»»

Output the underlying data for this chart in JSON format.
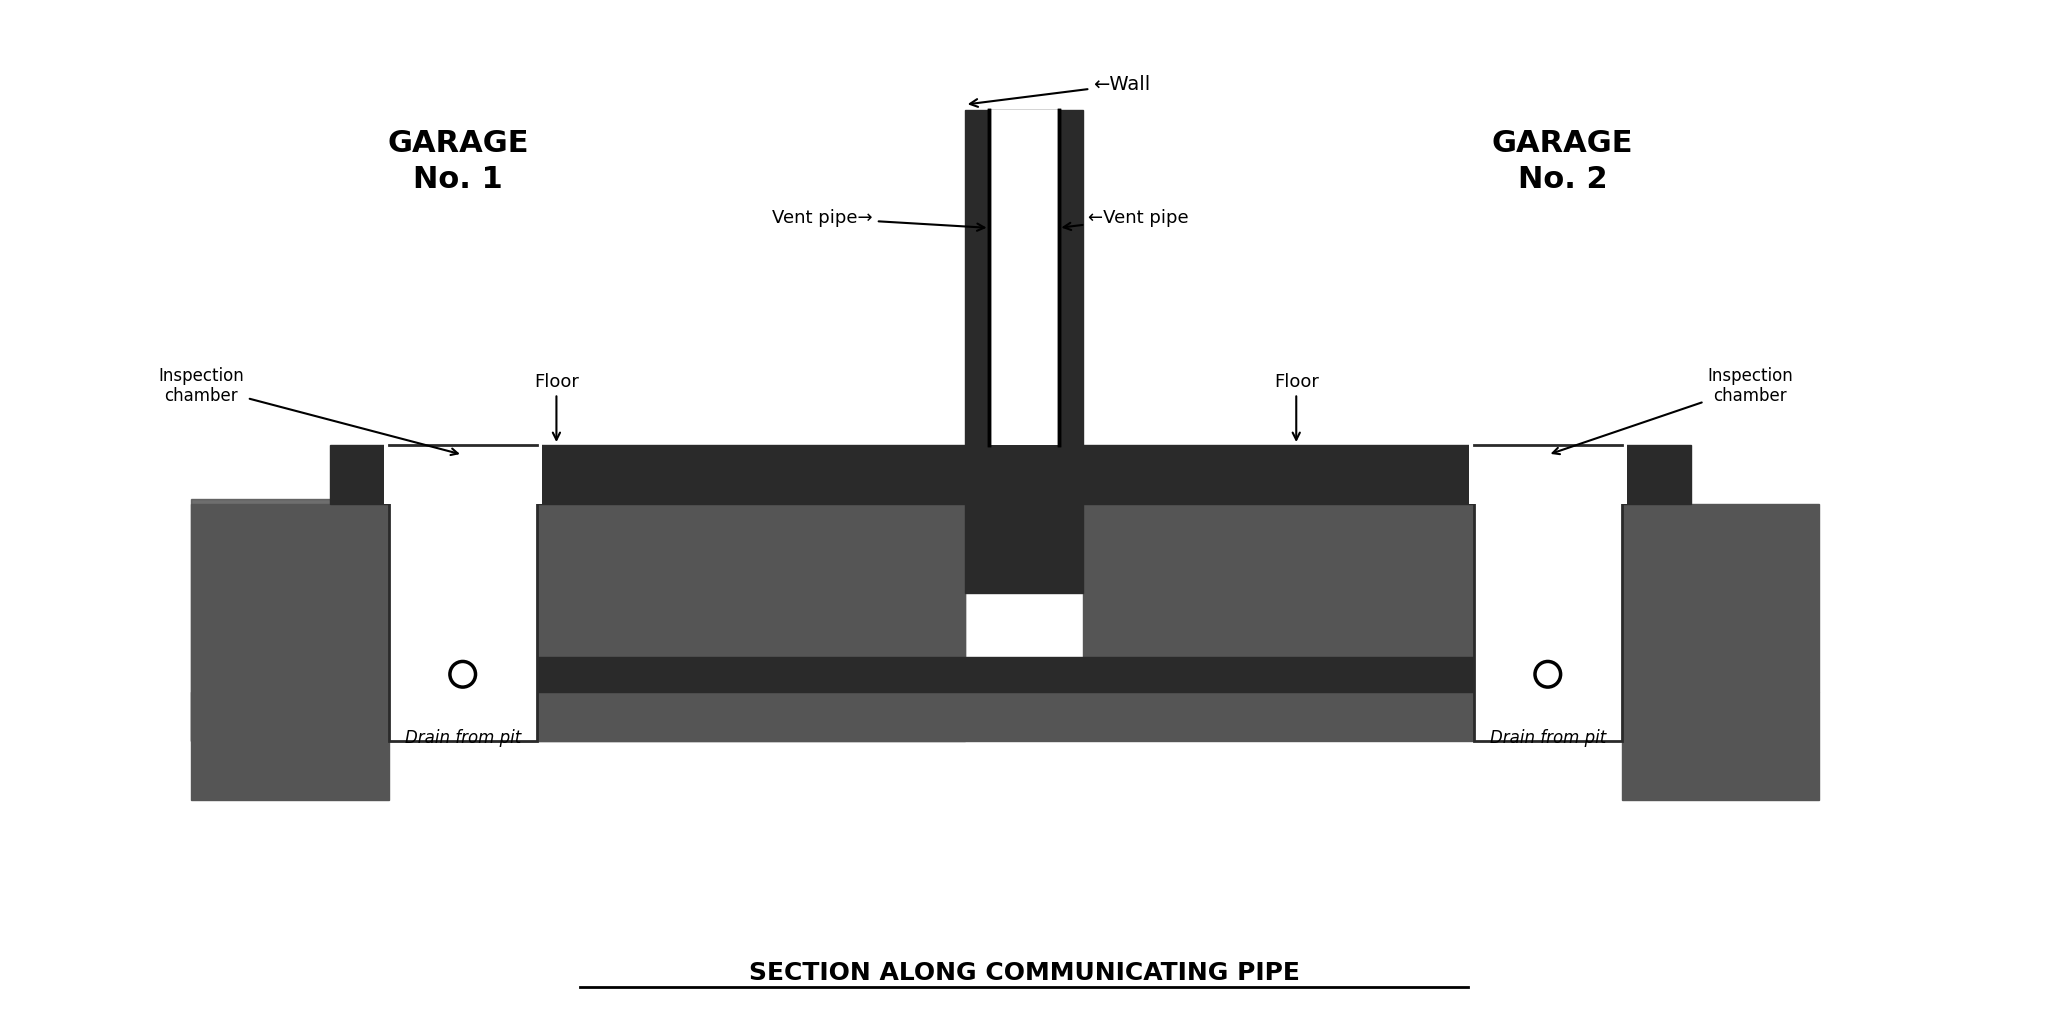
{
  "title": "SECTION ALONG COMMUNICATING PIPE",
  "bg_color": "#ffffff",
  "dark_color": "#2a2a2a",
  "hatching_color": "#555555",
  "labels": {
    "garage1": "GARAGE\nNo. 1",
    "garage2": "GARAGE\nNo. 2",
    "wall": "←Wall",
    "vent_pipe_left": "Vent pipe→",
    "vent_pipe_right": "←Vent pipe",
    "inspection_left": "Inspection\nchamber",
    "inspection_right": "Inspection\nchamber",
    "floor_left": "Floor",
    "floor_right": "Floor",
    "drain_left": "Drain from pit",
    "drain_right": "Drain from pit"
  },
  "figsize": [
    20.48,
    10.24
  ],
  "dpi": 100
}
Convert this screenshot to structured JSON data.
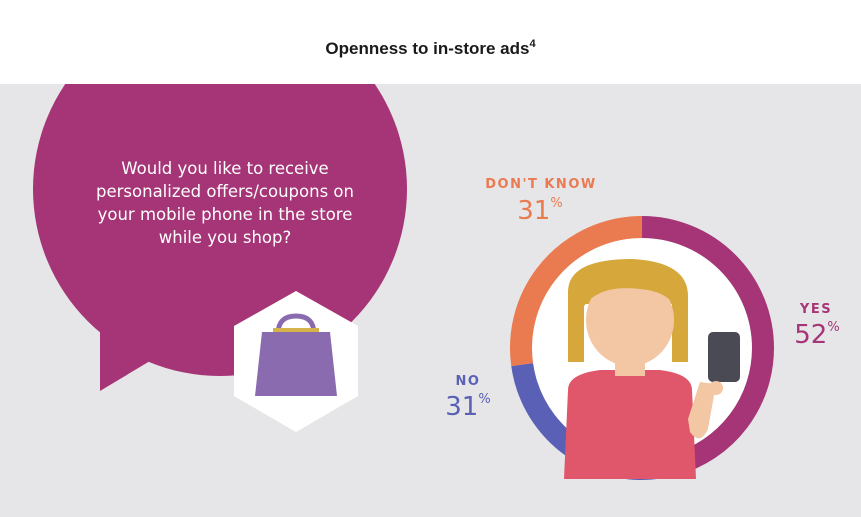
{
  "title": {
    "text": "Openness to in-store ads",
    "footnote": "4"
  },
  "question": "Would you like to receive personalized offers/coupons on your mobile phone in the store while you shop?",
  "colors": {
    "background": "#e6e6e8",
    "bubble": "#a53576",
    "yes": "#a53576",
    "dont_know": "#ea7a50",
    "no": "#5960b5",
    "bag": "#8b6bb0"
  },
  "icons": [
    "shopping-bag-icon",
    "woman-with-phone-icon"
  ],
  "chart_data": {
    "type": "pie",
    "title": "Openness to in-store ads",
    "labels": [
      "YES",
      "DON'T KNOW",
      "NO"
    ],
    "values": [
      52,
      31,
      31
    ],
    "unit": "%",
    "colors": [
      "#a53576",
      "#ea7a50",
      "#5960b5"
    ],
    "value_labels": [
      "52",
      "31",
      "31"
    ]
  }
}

««
»»

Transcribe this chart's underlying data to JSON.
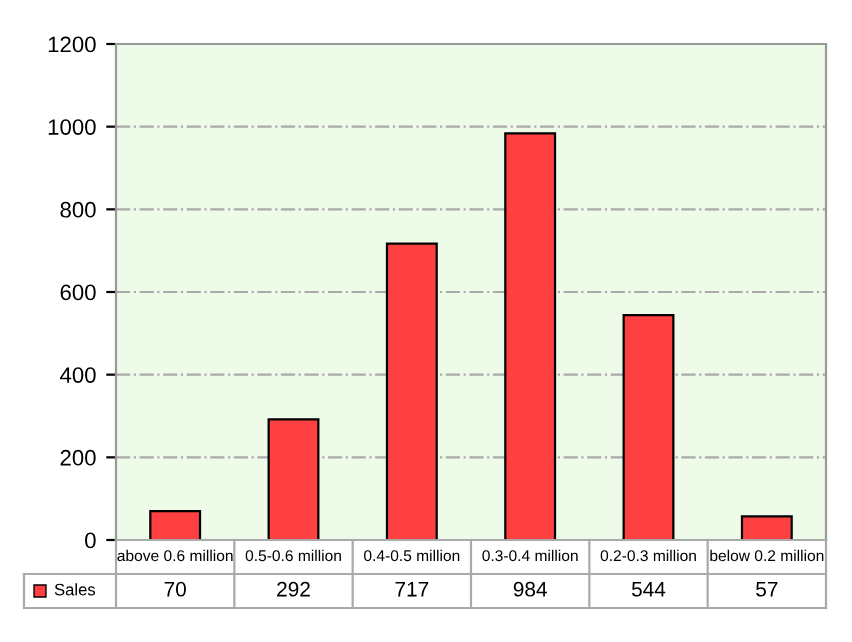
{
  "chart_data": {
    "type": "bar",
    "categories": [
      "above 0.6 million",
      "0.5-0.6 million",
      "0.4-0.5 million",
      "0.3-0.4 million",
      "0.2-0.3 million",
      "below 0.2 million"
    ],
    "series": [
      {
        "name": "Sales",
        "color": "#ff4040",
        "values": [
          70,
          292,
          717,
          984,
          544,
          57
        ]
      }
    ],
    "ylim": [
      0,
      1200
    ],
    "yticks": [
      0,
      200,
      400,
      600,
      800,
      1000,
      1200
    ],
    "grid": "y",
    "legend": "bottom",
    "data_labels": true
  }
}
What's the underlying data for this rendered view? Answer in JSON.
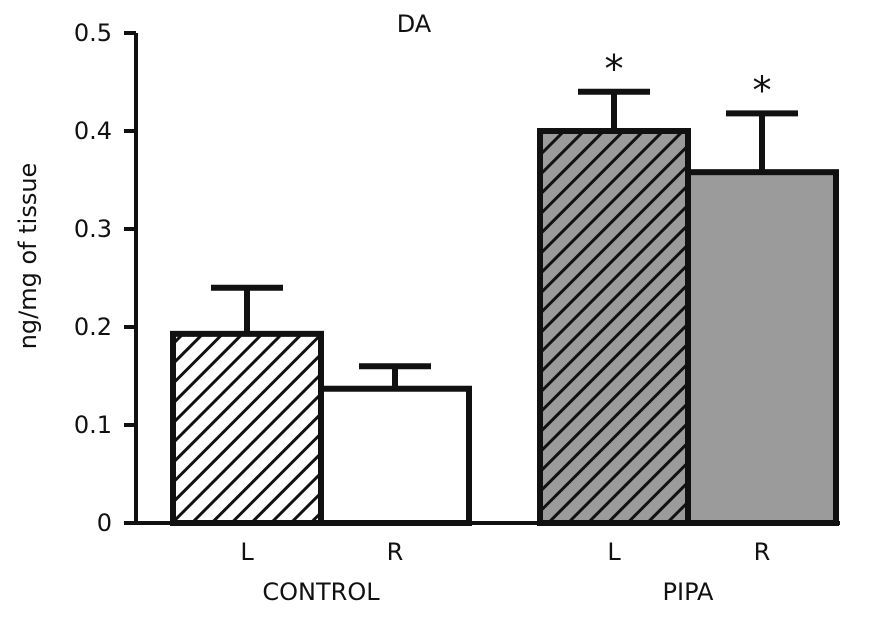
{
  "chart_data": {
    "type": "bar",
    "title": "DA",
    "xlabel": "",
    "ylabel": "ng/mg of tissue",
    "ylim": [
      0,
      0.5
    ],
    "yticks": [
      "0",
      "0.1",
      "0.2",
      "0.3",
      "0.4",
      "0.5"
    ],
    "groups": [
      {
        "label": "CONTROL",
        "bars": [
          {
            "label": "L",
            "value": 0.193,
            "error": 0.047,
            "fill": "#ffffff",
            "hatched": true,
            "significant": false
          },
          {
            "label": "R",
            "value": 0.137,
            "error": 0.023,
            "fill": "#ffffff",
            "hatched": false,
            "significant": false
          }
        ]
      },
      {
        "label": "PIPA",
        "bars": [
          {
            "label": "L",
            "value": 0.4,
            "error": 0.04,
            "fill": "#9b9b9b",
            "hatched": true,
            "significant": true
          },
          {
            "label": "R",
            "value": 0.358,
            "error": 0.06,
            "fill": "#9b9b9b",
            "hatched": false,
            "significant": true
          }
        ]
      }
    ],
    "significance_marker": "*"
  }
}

««

Copy every line from the entries that contains the word "title".

  "title": "SECTION ALONG COMMUNICATING PIPE",
  "title": {
    "title": "Openness to in-store ads",
    "title": "DA",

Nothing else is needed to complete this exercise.